-------- Input data
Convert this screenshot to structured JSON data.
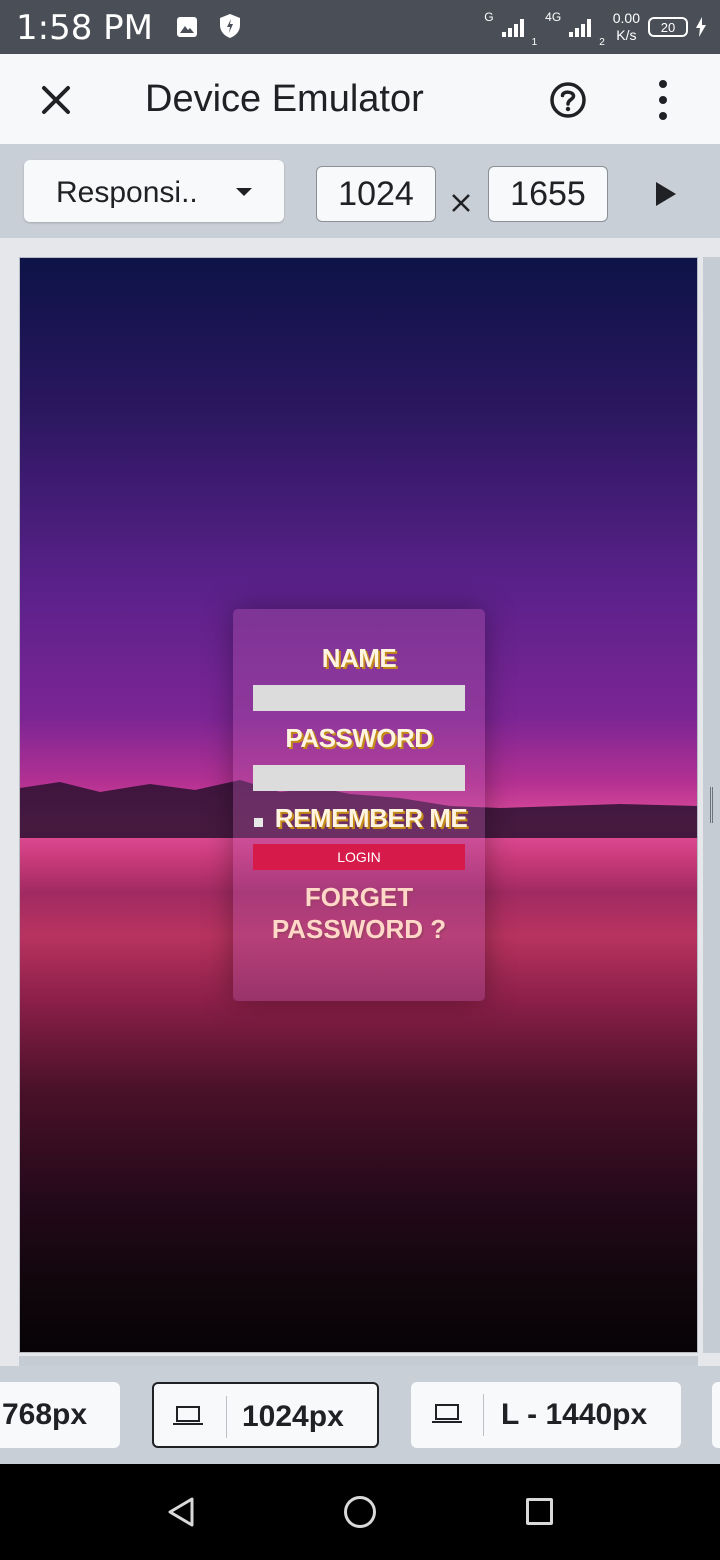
{
  "status_bar": {
    "time": "1:58 PM",
    "network_label": "G",
    "network_4g": "4G",
    "sim1": "1",
    "sim2": "2",
    "speed_value": "0.00",
    "speed_unit": "K/s",
    "battery": "20",
    "icons": [
      "image-icon",
      "shield-icon",
      "signal-icon",
      "battery-icon",
      "charging-icon"
    ]
  },
  "app_bar": {
    "title": "Device Emulator",
    "icons": [
      "close-icon",
      "help-icon",
      "more-vert-icon"
    ]
  },
  "toolbar": {
    "device_select": "Responsi..",
    "width": "1024",
    "height": "1655",
    "icons": [
      "dropdown-caret-icon",
      "times-icon",
      "play-icon"
    ]
  },
  "login_card": {
    "name_label": "NAME",
    "password_label": "PASSWORD",
    "remember_label": "REMEMBER ME",
    "login_button": "LOGIN",
    "forget_line1": "FORGET",
    "forget_line2": "PASSWORD ?"
  },
  "device_chips": [
    {
      "label": "768px",
      "selected": false
    },
    {
      "label": "1024px",
      "selected": true
    },
    {
      "label": "L - 1440px",
      "selected": false
    }
  ],
  "nav_bar": {
    "icons": [
      "back-icon",
      "home-icon",
      "recents-icon"
    ]
  },
  "colors": {
    "status_bar": "#4a4f57",
    "app_bar": "#f6f8fa",
    "toolbar": "#c9cfd6",
    "login_button": "#d61a4a"
  }
}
----------------
### Problem requirements
Each entry shown above must be quoted exactly, with its pictures left out.

### Output for this task
Convert this screenshot to structured JSON data.
{
  "status_bar": {
    "time": "1:58 PM",
    "network_label": "G",
    "network_4g": "4G",
    "sim1": "1",
    "sim2": "2",
    "speed_value": "0.00",
    "speed_unit": "K/s",
    "battery": "20",
    "icons": [
      "image-icon",
      "shield-icon",
      "signal-icon",
      "battery-icon",
      "charging-icon"
    ]
  },
  "app_bar": {
    "title": "Device Emulator",
    "icons": [
      "close-icon",
      "help-icon",
      "more-vert-icon"
    ]
  },
  "toolbar": {
    "device_select": "Responsi..",
    "width": "1024",
    "height": "1655",
    "icons": [
      "dropdown-caret-icon",
      "times-icon",
      "play-icon"
    ]
  },
  "login_card": {
    "name_label": "NAME",
    "password_label": "PASSWORD",
    "remember_label": "REMEMBER ME",
    "login_button": "LOGIN",
    "forget_line1": "FORGET",
    "forget_line2": "PASSWORD ?"
  },
  "device_chips": [
    {
      "label": "768px",
      "selected": false
    },
    {
      "label": "1024px",
      "selected": true
    },
    {
      "label": "L - 1440px",
      "selected": false
    }
  ],
  "nav_bar": {
    "icons": [
      "back-icon",
      "home-icon",
      "recents-icon"
    ]
  },
  "colors": {
    "status_bar": "#4a4f57",
    "app_bar": "#f6f8fa",
    "toolbar": "#c9cfd6",
    "login_button": "#d61a4a"
  }
}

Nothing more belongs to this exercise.